JOB
Set down all of the entries word for word, omitting the images they contain.

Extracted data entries
┌────────

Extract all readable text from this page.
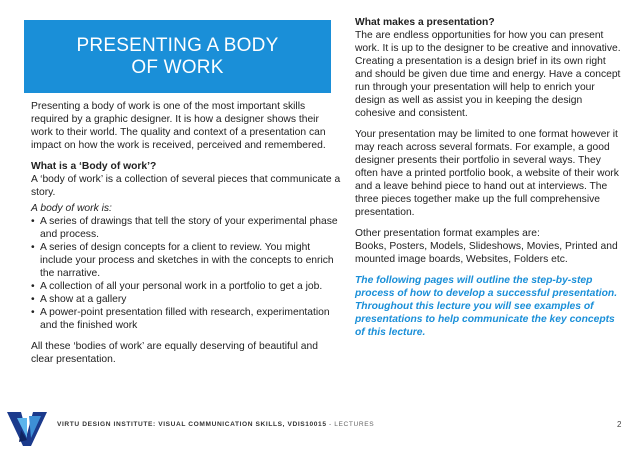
PRESENTING A BODY
OF WORK

Presenting a body of work is one of the most important skills required by a graphic designer. It is how a designer shows their work to their world. The quality and context of a presentation can impact on how the work is received, perceived and remembered.

What is a ‘Body of work’?

A ‘body of work’ is a collection of several pieces that communicate a story.

A body of work is:

• A series of drawings that tell the story of your experimental phase and process.
• A series of design concepts for a client to review. You might include your process and sketches in with the concepts to enrich the narrative.
• A collection of all your personal work in a portfolio to get a job.
• A show at a gallery
• A power-point presentation filled with research, experimentation and the finished work

All these ‘bodies of work’ are equally deserving of beautiful and clear presentation.

What makes a presentation?

The are endless opportunities for how you can present work. It is up to the designer to be creative and innovative. Creating a presentation is a design brief in its own right and should be given due time and energy. Have a concept run through your presentation will help to enrich your design as well as assist you in keeping the design cohesive and consistent.

Your presentation may be limited to one format however it may reach across several formats. For example, a good designer presents their portfolio in several ways. They often have a printed portfolio book, a website of their work and a leave behind piece to hand out at interviews. The three pieces together make up the full comprehensive presentation.

Other presentation format examples are:

Books, Posters, Models, Slideshows, Movies, Printed and mounted image boards, Websites, Folders etc.

The following pages will outline the step-by-step process of how to develop a successful presentation. Throughout this lecture you will see examples of presentations to help communicate the key concepts of this lecture.

VIRTU DESIGN INSTITUTE: VISUAL COMMUNICATION SKILLS, VDIS10015 - LECTURES	2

└────────

PROBLEM SOLUTION
Extract all readable text from this page.
PRESENTING A BODY
OF WORK

Presenting a body of work is one of the most important skills required by a graphic designer. It is how a designer shows their work to their world. The quality and context of a presentation can impact on how the work is received, perceived and remembered.

What is a ‘Body of work’?

A ‘body of work’ is a collection of several pieces that communicate a story.

A body of work is:

• A series of drawings that tell the story of your experimental phase and process.
• A series of design concepts for a client to review. You might include your process and sketches in with the concepts to enrich the narrative.
• A collection of all your personal work in a portfolio to get a job.
• A show at a gallery
• A power-point presentation filled with research, experimentation and the finished work

All these ‘bodies of work’ are equally deserving of beautiful and clear presentation.

What makes a presentation?

The are endless opportunities for how you can present work. It is up to the designer to be creative and innovative. Creating a presentation is a design brief in its own right and should be given due time and energy. Have a concept run through your presentation will help to enrich your design as well as assist you in keeping the design cohesive and consistent.

Your presentation may be limited to one format however it may reach across several formats. For example, a good designer presents their portfolio in several ways. They often have a printed portfolio book, a website of their work and a leave behind piece to hand out at interviews. The three pieces together make up the full comprehensive presentation.

Other presentation format examples are:

Books, Posters, Models, Slideshows, Movies, Printed and mounted image boards, Websites, Folders etc.

The following pages will outline the step-by-step process of how to develop a successful presentation. Throughout this lecture you will see examples of presentations to help communicate the key concepts of this lecture.

VIRTU DESIGN INSTITUTE: VISUAL COMMUNICATION SKILLS, VDIS10015 - LECTURES	2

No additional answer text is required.